▸ **What you should do**
Find the lines with the string "numbers" and return them.

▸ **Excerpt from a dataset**

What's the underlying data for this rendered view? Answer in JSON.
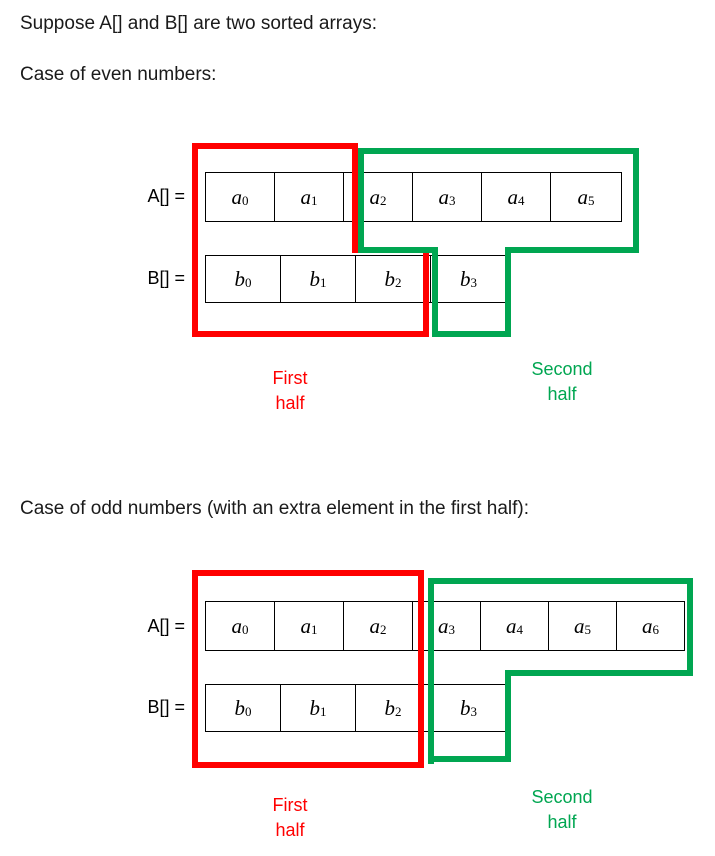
{
  "page": {
    "intro": "Suppose A[] and B[] are two sorted arrays:",
    "even_case_heading": "Case of even numbers:",
    "odd_case_heading": "Case of odd numbers (with an extra element in the first half):"
  },
  "colors": {
    "first_half": "#ff0000",
    "second_half": "#00a651",
    "cell_border": "#000000",
    "text": "#000000",
    "background": "#ffffff"
  },
  "labels": {
    "array_a": "A[] =",
    "array_b": "B[] =",
    "first_half_line1": "First",
    "first_half_line2": "half",
    "second_half_line1": "Second",
    "second_half_line2": "half"
  },
  "even_case": {
    "array_a": {
      "name": "A[]",
      "cells": [
        {
          "base": "a",
          "index": "0"
        },
        {
          "base": "a",
          "index": "1"
        },
        {
          "base": "a",
          "index": "2"
        },
        {
          "base": "a",
          "index": "3"
        },
        {
          "base": "a",
          "index": "4"
        },
        {
          "base": "a",
          "index": "5"
        }
      ],
      "first_half_count": 2,
      "second_half_count": 4
    },
    "array_b": {
      "name": "B[]",
      "cells": [
        {
          "base": "b",
          "index": "0"
        },
        {
          "base": "b",
          "index": "1"
        },
        {
          "base": "b",
          "index": "2"
        },
        {
          "base": "b",
          "index": "3"
        }
      ],
      "first_half_count": 3,
      "second_half_count": 1
    },
    "total_first_half": 5,
    "total_second_half": 5
  },
  "odd_case": {
    "array_a": {
      "name": "A[]",
      "cells": [
        {
          "base": "a",
          "index": "0"
        },
        {
          "base": "a",
          "index": "1"
        },
        {
          "base": "a",
          "index": "2"
        },
        {
          "base": "a",
          "index": "3"
        },
        {
          "base": "a",
          "index": "4"
        },
        {
          "base": "a",
          "index": "5"
        },
        {
          "base": "a",
          "index": "6"
        }
      ],
      "first_half_count": 3,
      "second_half_count": 4
    },
    "array_b": {
      "name": "B[]",
      "cells": [
        {
          "base": "b",
          "index": "0"
        },
        {
          "base": "b",
          "index": "1"
        },
        {
          "base": "b",
          "index": "2"
        },
        {
          "base": "b",
          "index": "3"
        }
      ],
      "first_half_count": 3,
      "second_half_count": 1
    },
    "total_first_half": 6,
    "total_second_half": 5
  }
}
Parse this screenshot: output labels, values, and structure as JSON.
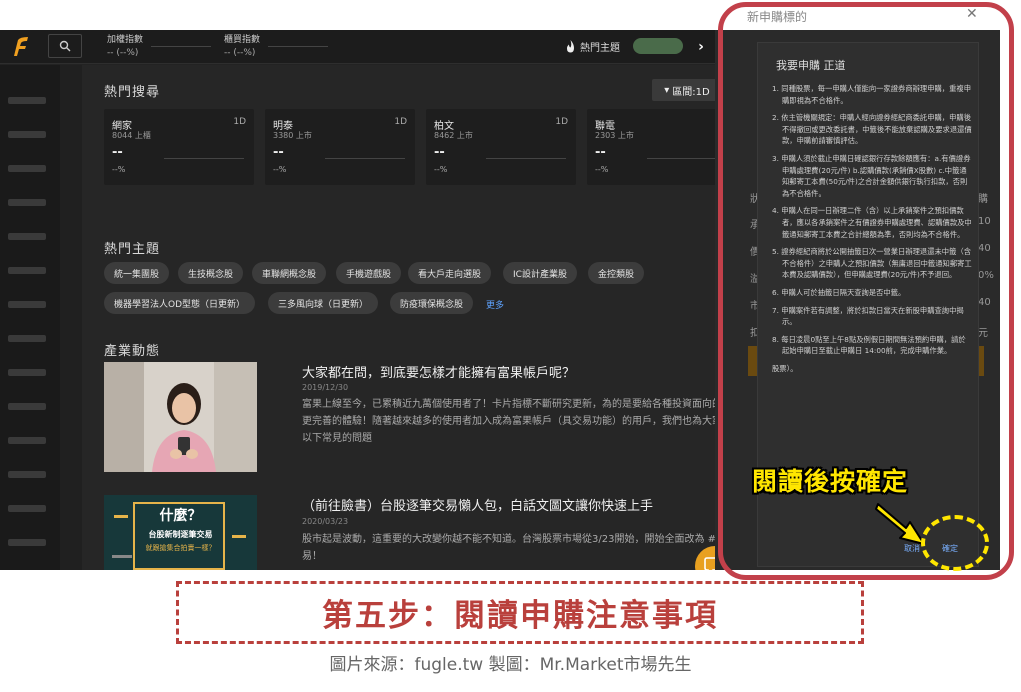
{
  "topbar": {
    "index1_label": "加權指數",
    "index1_value": "-- (--%)",
    "index2_label": "櫃買指數",
    "index2_value": "-- (--%)",
    "hot_theme_label": "熱門主題",
    "logo_icon": "fugle-logo-icon",
    "search_icon": "search-icon"
  },
  "hot_search": {
    "title": "熱門搜尋",
    "range_button": "區間:1D",
    "cards": [
      {
        "name": "網家",
        "market": "8044 上櫃",
        "period": "1D",
        "price": "--",
        "change": "--%"
      },
      {
        "name": "明泰",
        "market": "3380 上市",
        "period": "1D",
        "price": "--",
        "change": "--%"
      },
      {
        "name": "柏文",
        "market": "8462 上市",
        "period": "1D",
        "price": "--",
        "change": "--%"
      },
      {
        "name": "聯電",
        "market": "2303 上市",
        "period": "1D",
        "price": "--",
        "change": "--%"
      }
    ]
  },
  "hot_topics": {
    "title": "熱門主題",
    "tags": [
      "統一集團股",
      "生技概念股",
      "車聯網概念股",
      "手機遊戲股",
      "看大戶走向選股",
      "IC設計產業股",
      "金控類股",
      "機器學習法人OD型態（日更新）",
      "三多風向球（日更新）",
      "防疫環保概念股"
    ],
    "more": "更多"
  },
  "industry": {
    "title": "產業動態",
    "articles": [
      {
        "title": "大家都在問，到底要怎樣才能擁有富果帳戶呢？",
        "date": "2019/12/30",
        "body": "富果上線至今，已累積近九萬個使用者了！卡片指標不斷研究更新，為的是要給各種投資面向的使用者更完善的體驗！隨著越來越多的使用者加入成為富果帳戶（具交易功能）的用戶，我們也為大家整理出以下常見的問題"
      },
      {
        "title": "（前往臉書）台股逐筆交易懶人包，白話文圖文讓你快速上手",
        "date": "2020/03/23",
        "body": "股市起是波動，這重要的大改變你越不能不知道。台灣股票市場從3/23開始，開始全面改為 #逐筆交易！"
      }
    ],
    "thumb2_text": {
      "q": "什麼？",
      "l1": "台股新制逐筆交易",
      "l2": "就跟搶集合拍賣一樣？"
    }
  },
  "right_panel": {
    "title": "新申購標的",
    "close": "✕",
    "side_labels": [
      "狀",
      "承",
      "價",
      "溢",
      "市",
      "扣"
    ],
    "side_values": [
      "購",
      "10",
      "40",
      "0%",
      "40",
      "元"
    ]
  },
  "dialog": {
    "title": "我要申購 正道",
    "items": [
      "1. 同種股票，每一申購人僅能向一家證券商辦理申購，重複申購即視為不合格件。",
      "2. 依主管機關規定：申購人經向證券經紀商委託申購，申購後不得撤回或更改委託書，中籤後不能放棄認購及要求退還價款，申購前請審慎評估。",
      "3. 申購人須於截止申購日確認銀行存款餘額應有：a.有價證券申購處理費(20元/件) b.認購價款(承銷價X股數) c.中籤通知郵寄工本費(50元/件)之合計金額供銀行執行扣款，否則為不合格件。",
      "4. 申購人在同一日辦理二件（含）以上承銷案件之預扣價款者，應以各承銷案件之有價證券申購處理費、認購價款及中籤通知郵寄工本費之合計總額為準，否則均為不合格件。",
      "5. 證券經紀商將於公開抽籤日次一營業日辦理退還未中籤（含不合格件）之申購人之預扣價款（無庸退回中籤通知郵寄工本費及認購價款），但申購處理費(20元/件)不予退回。",
      "6. 申購人可於抽籤日隔天查詢是否中籤。",
      "7. 申購案件若有調整，將於扣款日當天在新股申購查詢中揭示。",
      "8. 每日凌晨0點至上午8點及例假日期間無法預約申購，請於起始申購日至截止申購日 14:00前，完成申購作業。",
      "股票）。"
    ],
    "cancel": "取消",
    "confirm": "確定"
  },
  "overlay": {
    "read_then_confirm": "閱讀後按確定",
    "step_title": "第五步：閱讀申購注意事項",
    "credit": "圖片來源：fugle.tw  製圖：Mr.Market市場先生",
    "frame_color": "#c2404a",
    "highlight_color": "#ffe600"
  }
}
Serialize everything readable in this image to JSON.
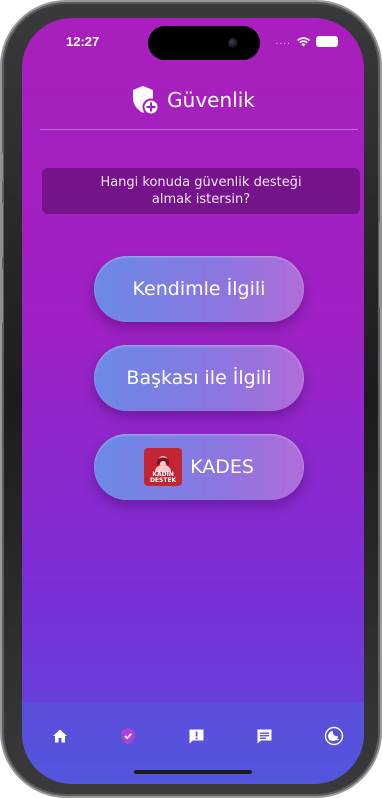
{
  "status_bar": {
    "time": "12:27",
    "signal": "...."
  },
  "header": {
    "title": "Güvenlik",
    "icon": "shield-plus-icon"
  },
  "prompt": {
    "text": "Hangi konuda güvenlik desteği almak istersin?"
  },
  "options": [
    {
      "label": "Kendimle İlgili"
    },
    {
      "label": "Başkası ile İlgili"
    },
    {
      "label": "KADES",
      "logo_text": [
        "KADIN",
        "DESTEK"
      ]
    }
  ],
  "tabbar": {
    "items": [
      {
        "icon": "home-icon",
        "active": false
      },
      {
        "icon": "shield-check-icon",
        "active": true
      },
      {
        "icon": "alert-icon",
        "active": false
      },
      {
        "icon": "message-icon",
        "active": false
      },
      {
        "icon": "moon-icon",
        "active": false
      }
    ]
  },
  "colors": {
    "background_top": "#a91fbd",
    "background_bottom": "#5a49de",
    "active_tab": "#b040d8"
  }
}
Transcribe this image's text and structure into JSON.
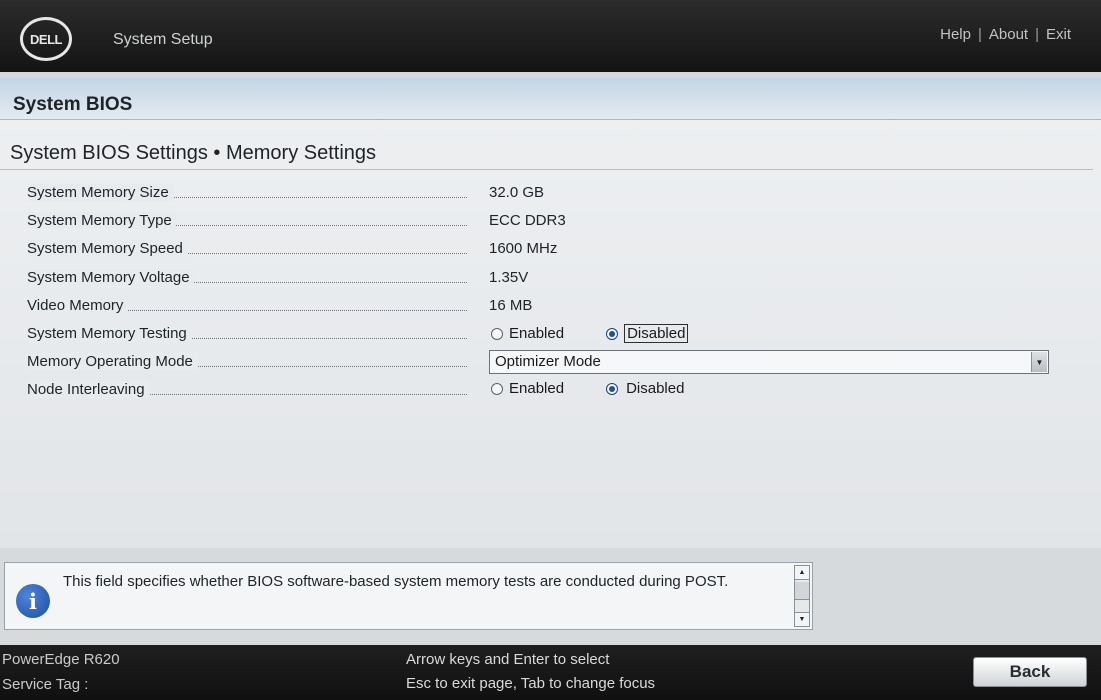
{
  "header": {
    "logo_text": "DELL",
    "title": "System Setup",
    "links": {
      "help": "Help",
      "about": "About",
      "exit": "Exit",
      "separator": "|"
    }
  },
  "main": {
    "section_title": "System BIOS",
    "page_title": "System BIOS Settings • Memory Settings",
    "settings": [
      {
        "label": "System Memory Size",
        "value": "32.0 GB"
      },
      {
        "label": "System Memory Type",
        "value": "ECC DDR3"
      },
      {
        "label": "System Memory Speed",
        "value": "1600 MHz"
      },
      {
        "label": "System Memory Voltage",
        "value": "1.35V"
      },
      {
        "label": "Video Memory",
        "value": "16 MB"
      },
      {
        "label": "System Memory Testing",
        "options": [
          "Enabled",
          "Disabled"
        ],
        "selected": "Disabled"
      },
      {
        "label": "Memory Operating Mode",
        "value": "Optimizer Mode"
      },
      {
        "label": "Node Interleaving",
        "options": [
          "Enabled",
          "Disabled"
        ],
        "selected": "Disabled"
      }
    ]
  },
  "help_panel": {
    "icon": "info-icon",
    "text": "This field specifies whether BIOS software-based system memory tests are conducted during POST."
  },
  "footer": {
    "model": "PowerEdge R620",
    "service_tag_label": "Service Tag :",
    "hint_line1": "Arrow keys and Enter to select",
    "hint_line2": "Esc to exit page, Tab to change focus",
    "back_label": "Back"
  },
  "colors": {
    "header_bg": "#1a1a1a",
    "panel_bg": "#e8ebee",
    "section_strip": "#d3e0ec",
    "radio_checked": "#1d4fa3",
    "info_icon": "#2a5fb8"
  }
}
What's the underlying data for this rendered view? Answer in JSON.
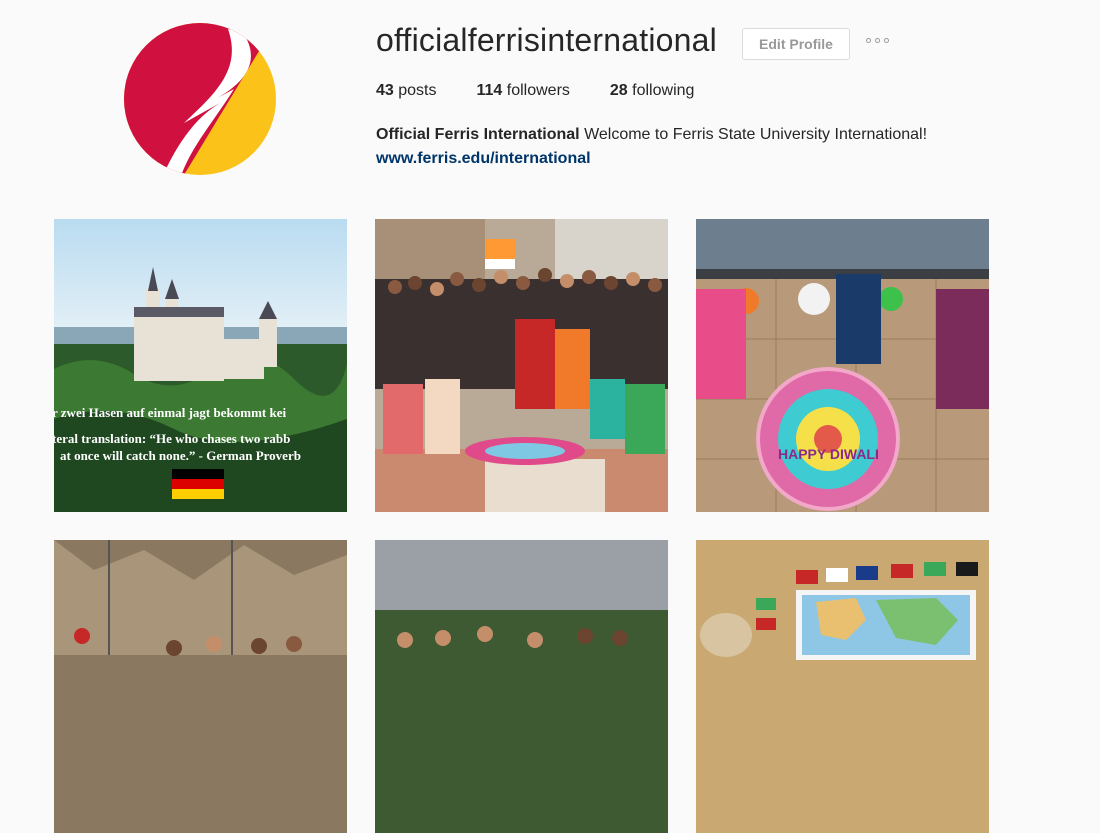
{
  "profile": {
    "username": "officialferrisinternational",
    "edit_label": "Edit Profile",
    "stats": {
      "posts_count": "43",
      "posts_label": "posts",
      "followers_count": "114",
      "followers_label": "followers",
      "following_count": "28",
      "following_label": "following"
    },
    "bio": {
      "full_name": "Official Ferris International",
      "text": "Welcome to Ferris State University International!",
      "link": "www.ferris.edu/international"
    }
  },
  "colors": {
    "logo_red": "#d0103f",
    "logo_yellow": "#fbc21a",
    "link": "#003569"
  },
  "icons": {
    "more": "more-options-icon"
  },
  "posts": [
    {
      "id": "castle",
      "quote_line1": "r zwei Hasen auf einmal jagt bekommt kei",
      "quote_line2": "teral translation: “He who chases two rabb",
      "quote_line3": "at once will catch none.” - German Proverb"
    },
    {
      "id": "group-photo"
    },
    {
      "id": "diwali-rangoli",
      "rangoli_text": "HAPPY DIWALI"
    },
    {
      "id": "climbing-wall"
    },
    {
      "id": "outdoor-group"
    },
    {
      "id": "world-map"
    }
  ]
}
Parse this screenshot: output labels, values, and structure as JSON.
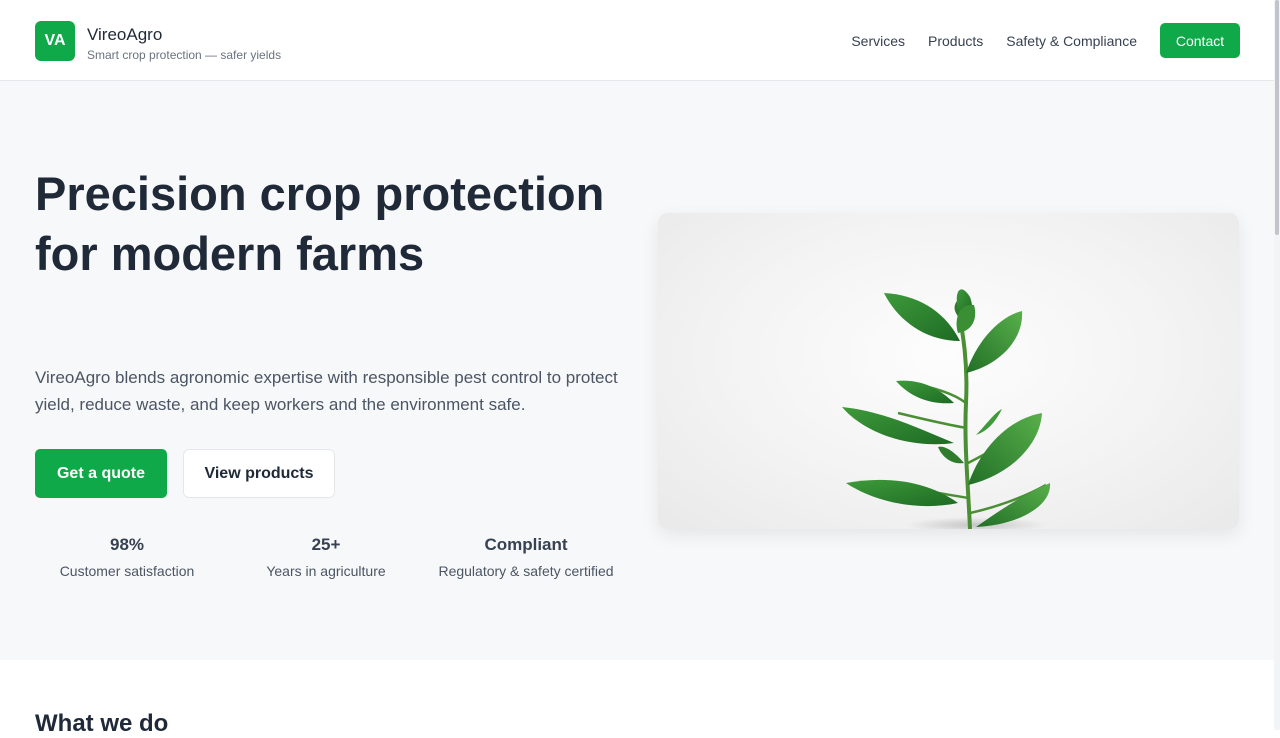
{
  "brand": {
    "badge": "VA",
    "name": "VireoAgro",
    "tagline": "Smart crop protection — safer yields"
  },
  "nav": {
    "items": [
      "Services",
      "Products",
      "Safety & Compliance"
    ],
    "contact": "Contact"
  },
  "hero": {
    "title": "Precision crop protection for modern farms",
    "subtitle": "VireoAgro blends agronomic expertise with responsible pest control to protect yield, reduce waste, and keep workers and the environment safe.",
    "primary_cta": "Get a quote",
    "secondary_cta": "View products",
    "image_icon": "plant-photo",
    "stats": [
      {
        "value": "98%",
        "label": "Customer satisfaction"
      },
      {
        "value": "25+",
        "label": "Years in agriculture"
      },
      {
        "value": "Compliant",
        "label": "Regulatory & safety certified"
      }
    ]
  },
  "section": {
    "title": "What we do"
  },
  "colors": {
    "accent": "#10a94a",
    "text": "#1f2937",
    "hero_bg": "#f7f8fa"
  }
}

▸ **Final result**
    "even_case_heading": "Case of even numbers:",
    "odd_case_heading": "Case of odd numbers (with an extra element in the first half):"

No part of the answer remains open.